Dataset entries on figures

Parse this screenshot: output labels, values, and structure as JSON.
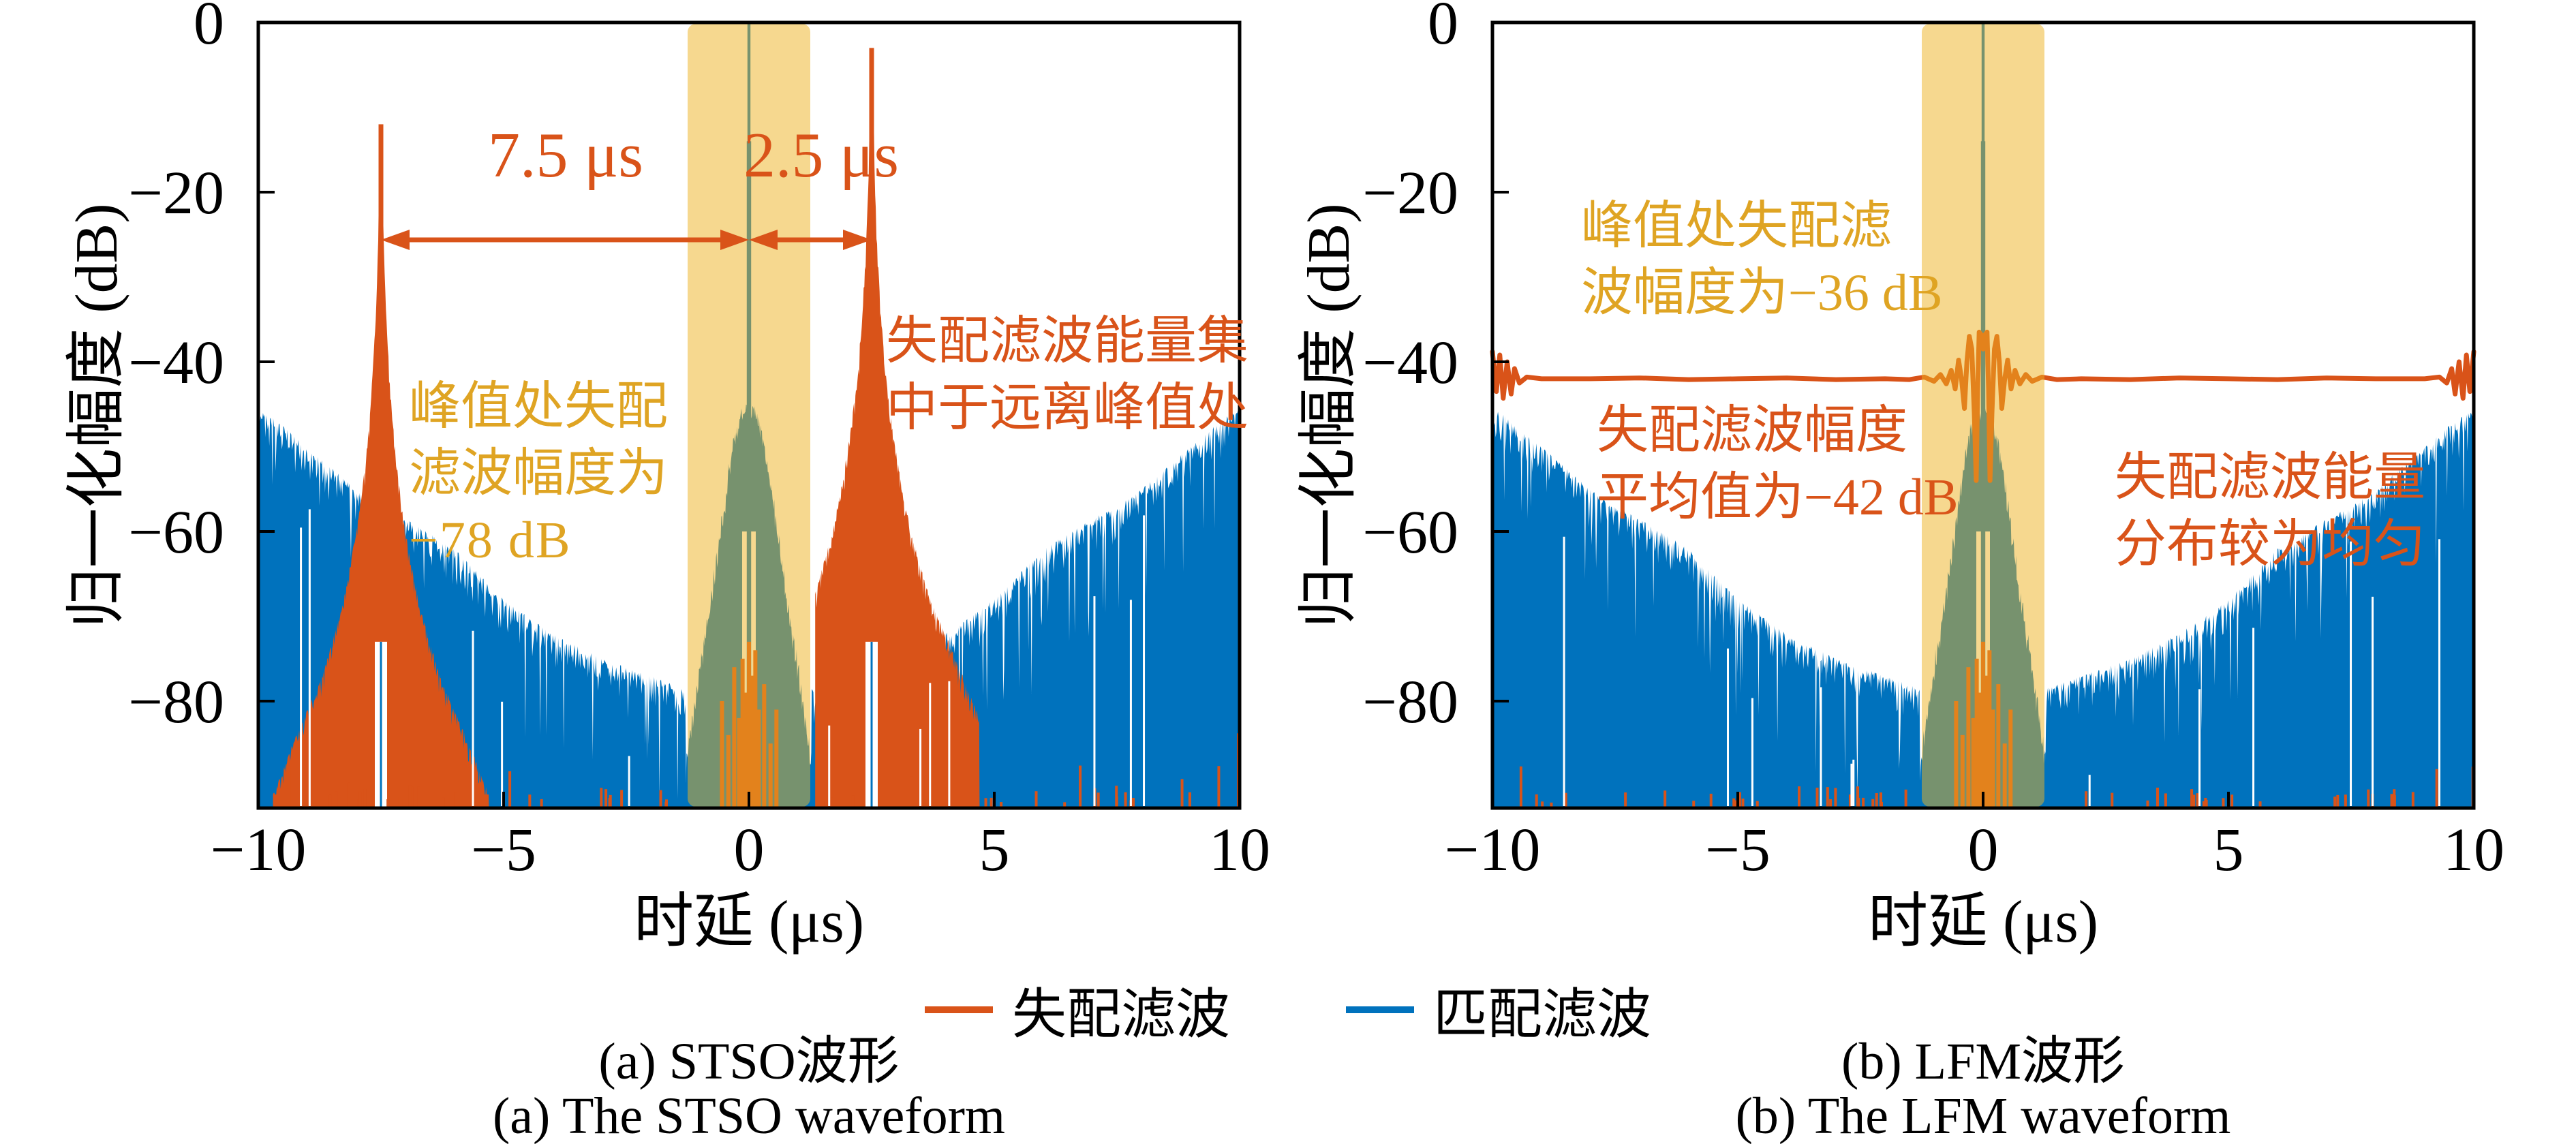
{
  "style": {
    "matched_color": "#0072BD",
    "mismatched_color": "#D95319",
    "highlight_text_color": "#DFA423",
    "band_fill": "rgba(237,177,32,0.5)",
    "axis_color": "#000000"
  },
  "legend": {
    "items": [
      {
        "label": "失配滤波",
        "color": "#D95319"
      },
      {
        "label": "匹配滤波",
        "color": "#0072BD"
      }
    ]
  },
  "captions": {
    "left": {
      "zh": "(a) STSO波形",
      "en": "(a) The STSO waveform"
    },
    "right": {
      "zh": "(b) LFM波形",
      "en": "(b) The LFM waveform"
    }
  },
  "chart_data": [
    {
      "id": "stso",
      "type": "line",
      "title": "(a) STSO波形 / The STSO waveform",
      "xlabel": "时延 (μs)",
      "ylabel": "归一化幅度 (dB)",
      "xlim": [
        -10,
        10
      ],
      "ylim": [
        -92,
        0
      ],
      "xticks": [
        -10,
        -5,
        0,
        5,
        10
      ],
      "yticks": [
        0,
        -20,
        -40,
        -60,
        -80
      ],
      "grid": false,
      "band_us": [
        -1.25,
        1.25
      ],
      "series": [
        {
          "name": "匹配滤波",
          "role": "matched",
          "color": "#0072BD",
          "mainlobe": {
            "tau_us": 0,
            "peak_db": 0
          },
          "sidelobe_envelope_db": [
            [
              1.3,
              -78.5
            ],
            [
              2,
              -77
            ],
            [
              3,
              -75
            ],
            [
              4,
              -72
            ],
            [
              5,
              -68
            ],
            [
              6,
              -62
            ],
            [
              7,
              -58.5
            ],
            [
              7.5,
              -57
            ],
            [
              8,
              -55
            ],
            [
              8.7,
              -51.5
            ],
            [
              9.3,
              -48.5
            ],
            [
              9.7,
              -46.5
            ],
            [
              10,
              -45.5
            ]
          ],
          "pedestal_envelope_db": [
            [
              0,
              -45
            ],
            [
              0.1,
              -45
            ],
            [
              0.16,
              -45.5
            ],
            [
              0.22,
              -46.5
            ],
            [
              0.3,
              -48.5
            ],
            [
              0.4,
              -52
            ],
            [
              0.5,
              -56
            ],
            [
              0.62,
              -61
            ],
            [
              0.75,
              -66.5
            ],
            [
              0.9,
              -72
            ],
            [
              1.05,
              -77.5
            ],
            [
              1.18,
              -82.5
            ],
            [
              1.28,
              -87
            ],
            [
              1.32,
              -90
            ]
          ]
        },
        {
          "name": "失配滤波",
          "role": "mismatched",
          "color": "#D95319",
          "peaks": [
            {
              "tau_us": -7.5,
              "peak_db": -12
            },
            {
              "tau_us": 2.5,
              "peak_db": -3
            }
          ],
          "level_at_mainlobe_db": -78,
          "peak_envelope_db": [
            [
              0.035,
              0
            ],
            [
              0.05,
              -12
            ],
            [
              0.08,
              -18
            ],
            [
              0.12,
              -24
            ],
            [
              0.2,
              -32
            ],
            [
              0.3,
              -39
            ],
            [
              0.45,
              -46
            ],
            [
              0.6,
              -51
            ],
            [
              0.8,
              -57
            ],
            [
              1.0,
              -61
            ],
            [
              1.2,
              -65
            ],
            [
              1.5,
              -69
            ],
            [
              1.8,
              -73
            ],
            [
              2.2,
              -79
            ]
          ]
        }
      ],
      "annotations": {
        "sep_left": {
          "label": "7.5 μs",
          "value_us": 7.5
        },
        "sep_right": {
          "label": "2.5 μs",
          "value_us": 2.5
        },
        "peak_note": {
          "lines": [
            "峰值处失配",
            "滤波幅度为",
            "−78 dB"
          ],
          "value_db": -78
        },
        "energy_note": {
          "lines": [
            "失配滤波能量集",
            "中于远离峰值处"
          ]
        }
      }
    },
    {
      "id": "lfm",
      "type": "line",
      "title": "(b) LFM波形 / The LFM waveform",
      "xlabel": "时延 (μs)",
      "ylabel": "归一化幅度 (dB)",
      "xlim": [
        -10,
        10
      ],
      "ylim": [
        -92,
        0
      ],
      "xticks": [
        -10,
        -5,
        0,
        5,
        10
      ],
      "yticks": [
        0,
        -20,
        -40,
        -60,
        -80
      ],
      "grid": false,
      "band_us": [
        -1.25,
        1.25
      ],
      "series": [
        {
          "name": "匹配滤波",
          "role": "matched",
          "color": "#0072BD",
          "mainlobe": {
            "tau_us": 0,
            "peak_db": 0
          },
          "sidelobe_envelope_db": [
            [
              1.3,
              -78.5
            ],
            [
              2,
              -77
            ],
            [
              3,
              -75
            ],
            [
              4,
              -72
            ],
            [
              5,
              -68
            ],
            [
              6,
              -62
            ],
            [
              7,
              -58.5
            ],
            [
              7.5,
              -57
            ],
            [
              8,
              -55
            ],
            [
              8.7,
              -51.5
            ],
            [
              9.3,
              -48.5
            ],
            [
              9.7,
              -46.5
            ],
            [
              10,
              -45.5
            ]
          ],
          "pedestal_envelope_db": [
            [
              0,
              -45
            ],
            [
              0.1,
              -45
            ],
            [
              0.16,
              -45.5
            ],
            [
              0.22,
              -46.5
            ],
            [
              0.3,
              -48.5
            ],
            [
              0.4,
              -52
            ],
            [
              0.5,
              -56
            ],
            [
              0.62,
              -61
            ],
            [
              0.75,
              -66.5
            ],
            [
              0.9,
              -72
            ],
            [
              1.05,
              -77.5
            ],
            [
              1.18,
              -82.5
            ],
            [
              1.28,
              -87
            ],
            [
              1.32,
              -90
            ]
          ]
        },
        {
          "name": "失配滤波",
          "role": "mismatched",
          "color": "#D95319",
          "mean_level_db": -42,
          "peak_at_mainlobe_db": -36,
          "profile_db": [
            [
              0,
              -38.5
            ],
            [
              0.04,
              -36.8
            ],
            [
              0.08,
              -36.5
            ],
            [
              0.11,
              -43
            ],
            [
              0.14,
              -54
            ],
            [
              0.18,
              -46
            ],
            [
              0.23,
              -38.5
            ],
            [
              0.28,
              -37
            ],
            [
              0.33,
              -40
            ],
            [
              0.38,
              -45.5
            ],
            [
              0.44,
              -42
            ],
            [
              0.5,
              -39.8
            ],
            [
              0.57,
              -43.2
            ],
            [
              0.65,
              -41
            ],
            [
              0.75,
              -42.6
            ],
            [
              0.87,
              -41.5
            ],
            [
              1.0,
              -42.3
            ],
            [
              1.2,
              -41.8
            ],
            [
              1.5,
              -42.1
            ],
            [
              2,
              -42
            ],
            [
              3,
              -42.1
            ],
            [
              4,
              -41.9
            ],
            [
              5,
              -42
            ],
            [
              6,
              -42.1
            ],
            [
              7,
              -41.9
            ],
            [
              8,
              -42
            ],
            [
              9,
              -42
            ],
            [
              9.3,
              -41.8
            ],
            [
              9.45,
              -42.5
            ],
            [
              9.55,
              -40.8
            ],
            [
              9.62,
              -43.8
            ],
            [
              9.7,
              -40
            ],
            [
              9.78,
              -44.3
            ],
            [
              9.85,
              -39.2
            ],
            [
              9.92,
              -43.5
            ],
            [
              10,
              -38.8
            ]
          ]
        }
      ],
      "annotations": {
        "peak_note": {
          "lines": [
            "峰值处失配滤",
            "波幅度为−36 dB"
          ],
          "value_db": -36
        },
        "avg_note": {
          "lines": [
            "失配滤波幅度",
            "平均值为−42 dB"
          ],
          "value_db": -42
        },
        "uniform_note": {
          "lines": [
            "失配滤波能量",
            "分布较为均匀"
          ]
        }
      }
    }
  ]
}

THE REQUEST: Transcribe the records verbatim and omit the images.

RESPONSE TO THIS TASK:
Parse this screenshot: output labels, values, and structure as JSON.
{
  "style": {
    "matched_color": "#0072BD",
    "mismatched_color": "#D95319",
    "highlight_text_color": "#DFA423",
    "band_fill": "rgba(237,177,32,0.5)",
    "axis_color": "#000000"
  },
  "legend": {
    "items": [
      {
        "label": "失配滤波",
        "color": "#D95319"
      },
      {
        "label": "匹配滤波",
        "color": "#0072BD"
      }
    ]
  },
  "captions": {
    "left": {
      "zh": "(a) STSO波形",
      "en": "(a) The STSO waveform"
    },
    "right": {
      "zh": "(b) LFM波形",
      "en": "(b) The LFM waveform"
    }
  },
  "chart_data": [
    {
      "id": "stso",
      "type": "line",
      "title": "(a) STSO波形 / The STSO waveform",
      "xlabel": "时延 (μs)",
      "ylabel": "归一化幅度 (dB)",
      "xlim": [
        -10,
        10
      ],
      "ylim": [
        -92,
        0
      ],
      "xticks": [
        -10,
        -5,
        0,
        5,
        10
      ],
      "yticks": [
        0,
        -20,
        -40,
        -60,
        -80
      ],
      "grid": false,
      "band_us": [
        -1.25,
        1.25
      ],
      "series": [
        {
          "name": "匹配滤波",
          "role": "matched",
          "color": "#0072BD",
          "mainlobe": {
            "tau_us": 0,
            "peak_db": 0
          },
          "sidelobe_envelope_db": [
            [
              1.3,
              -78.5
            ],
            [
              2,
              -77
            ],
            [
              3,
              -75
            ],
            [
              4,
              -72
            ],
            [
              5,
              -68
            ],
            [
              6,
              -62
            ],
            [
              7,
              -58.5
            ],
            [
              7.5,
              -57
            ],
            [
              8,
              -55
            ],
            [
              8.7,
              -51.5
            ],
            [
              9.3,
              -48.5
            ],
            [
              9.7,
              -46.5
            ],
            [
              10,
              -45.5
            ]
          ],
          "pedestal_envelope_db": [
            [
              0,
              -45
            ],
            [
              0.1,
              -45
            ],
            [
              0.16,
              -45.5
            ],
            [
              0.22,
              -46.5
            ],
            [
              0.3,
              -48.5
            ],
            [
              0.4,
              -52
            ],
            [
              0.5,
              -56
            ],
            [
              0.62,
              -61
            ],
            [
              0.75,
              -66.5
            ],
            [
              0.9,
              -72
            ],
            [
              1.05,
              -77.5
            ],
            [
              1.18,
              -82.5
            ],
            [
              1.28,
              -87
            ],
            [
              1.32,
              -90
            ]
          ]
        },
        {
          "name": "失配滤波",
          "role": "mismatched",
          "color": "#D95319",
          "peaks": [
            {
              "tau_us": -7.5,
              "peak_db": -12
            },
            {
              "tau_us": 2.5,
              "peak_db": -3
            }
          ],
          "level_at_mainlobe_db": -78,
          "peak_envelope_db": [
            [
              0.035,
              0
            ],
            [
              0.05,
              -12
            ],
            [
              0.08,
              -18
            ],
            [
              0.12,
              -24
            ],
            [
              0.2,
              -32
            ],
            [
              0.3,
              -39
            ],
            [
              0.45,
              -46
            ],
            [
              0.6,
              -51
            ],
            [
              0.8,
              -57
            ],
            [
              1.0,
              -61
            ],
            [
              1.2,
              -65
            ],
            [
              1.5,
              -69
            ],
            [
              1.8,
              -73
            ],
            [
              2.2,
              -79
            ]
          ]
        }
      ],
      "annotations": {
        "sep_left": {
          "label": "7.5 μs",
          "value_us": 7.5
        },
        "sep_right": {
          "label": "2.5 μs",
          "value_us": 2.5
        },
        "peak_note": {
          "lines": [
            "峰值处失配",
            "滤波幅度为",
            "−78 dB"
          ],
          "value_db": -78
        },
        "energy_note": {
          "lines": [
            "失配滤波能量集",
            "中于远离峰值处"
          ]
        }
      }
    },
    {
      "id": "lfm",
      "type": "line",
      "title": "(b) LFM波形 / The LFM waveform",
      "xlabel": "时延 (μs)",
      "ylabel": "归一化幅度 (dB)",
      "xlim": [
        -10,
        10
      ],
      "ylim": [
        -92,
        0
      ],
      "xticks": [
        -10,
        -5,
        0,
        5,
        10
      ],
      "yticks": [
        0,
        -20,
        -40,
        -60,
        -80
      ],
      "grid": false,
      "band_us": [
        -1.25,
        1.25
      ],
      "series": [
        {
          "name": "匹配滤波",
          "role": "matched",
          "color": "#0072BD",
          "mainlobe": {
            "tau_us": 0,
            "peak_db": 0
          },
          "sidelobe_envelope_db": [
            [
              1.3,
              -78.5
            ],
            [
              2,
              -77
            ],
            [
              3,
              -75
            ],
            [
              4,
              -72
            ],
            [
              5,
              -68
            ],
            [
              6,
              -62
            ],
            [
              7,
              -58.5
            ],
            [
              7.5,
              -57
            ],
            [
              8,
              -55
            ],
            [
              8.7,
              -51.5
            ],
            [
              9.3,
              -48.5
            ],
            [
              9.7,
              -46.5
            ],
            [
              10,
              -45.5
            ]
          ],
          "pedestal_envelope_db": [
            [
              0,
              -45
            ],
            [
              0.1,
              -45
            ],
            [
              0.16,
              -45.5
            ],
            [
              0.22,
              -46.5
            ],
            [
              0.3,
              -48.5
            ],
            [
              0.4,
              -52
            ],
            [
              0.5,
              -56
            ],
            [
              0.62,
              -61
            ],
            [
              0.75,
              -66.5
            ],
            [
              0.9,
              -72
            ],
            [
              1.05,
              -77.5
            ],
            [
              1.18,
              -82.5
            ],
            [
              1.28,
              -87
            ],
            [
              1.32,
              -90
            ]
          ]
        },
        {
          "name": "失配滤波",
          "role": "mismatched",
          "color": "#D95319",
          "mean_level_db": -42,
          "peak_at_mainlobe_db": -36,
          "profile_db": [
            [
              0,
              -38.5
            ],
            [
              0.04,
              -36.8
            ],
            [
              0.08,
              -36.5
            ],
            [
              0.11,
              -43
            ],
            [
              0.14,
              -54
            ],
            [
              0.18,
              -46
            ],
            [
              0.23,
              -38.5
            ],
            [
              0.28,
              -37
            ],
            [
              0.33,
              -40
            ],
            [
              0.38,
              -45.5
            ],
            [
              0.44,
              -42
            ],
            [
              0.5,
              -39.8
            ],
            [
              0.57,
              -43.2
            ],
            [
              0.65,
              -41
            ],
            [
              0.75,
              -42.6
            ],
            [
              0.87,
              -41.5
            ],
            [
              1.0,
              -42.3
            ],
            [
              1.2,
              -41.8
            ],
            [
              1.5,
              -42.1
            ],
            [
              2,
              -42
            ],
            [
              3,
              -42.1
            ],
            [
              4,
              -41.9
            ],
            [
              5,
              -42
            ],
            [
              6,
              -42.1
            ],
            [
              7,
              -41.9
            ],
            [
              8,
              -42
            ],
            [
              9,
              -42
            ],
            [
              9.3,
              -41.8
            ],
            [
              9.45,
              -42.5
            ],
            [
              9.55,
              -40.8
            ],
            [
              9.62,
              -43.8
            ],
            [
              9.7,
              -40
            ],
            [
              9.78,
              -44.3
            ],
            [
              9.85,
              -39.2
            ],
            [
              9.92,
              -43.5
            ],
            [
              10,
              -38.8
            ]
          ]
        }
      ],
      "annotations": {
        "peak_note": {
          "lines": [
            "峰值处失配滤",
            "波幅度为−36 dB"
          ],
          "value_db": -36
        },
        "avg_note": {
          "lines": [
            "失配滤波幅度",
            "平均值为−42 dB"
          ],
          "value_db": -42
        },
        "uniform_note": {
          "lines": [
            "失配滤波能量",
            "分布较为均匀"
          ]
        }
      }
    }
  ]
}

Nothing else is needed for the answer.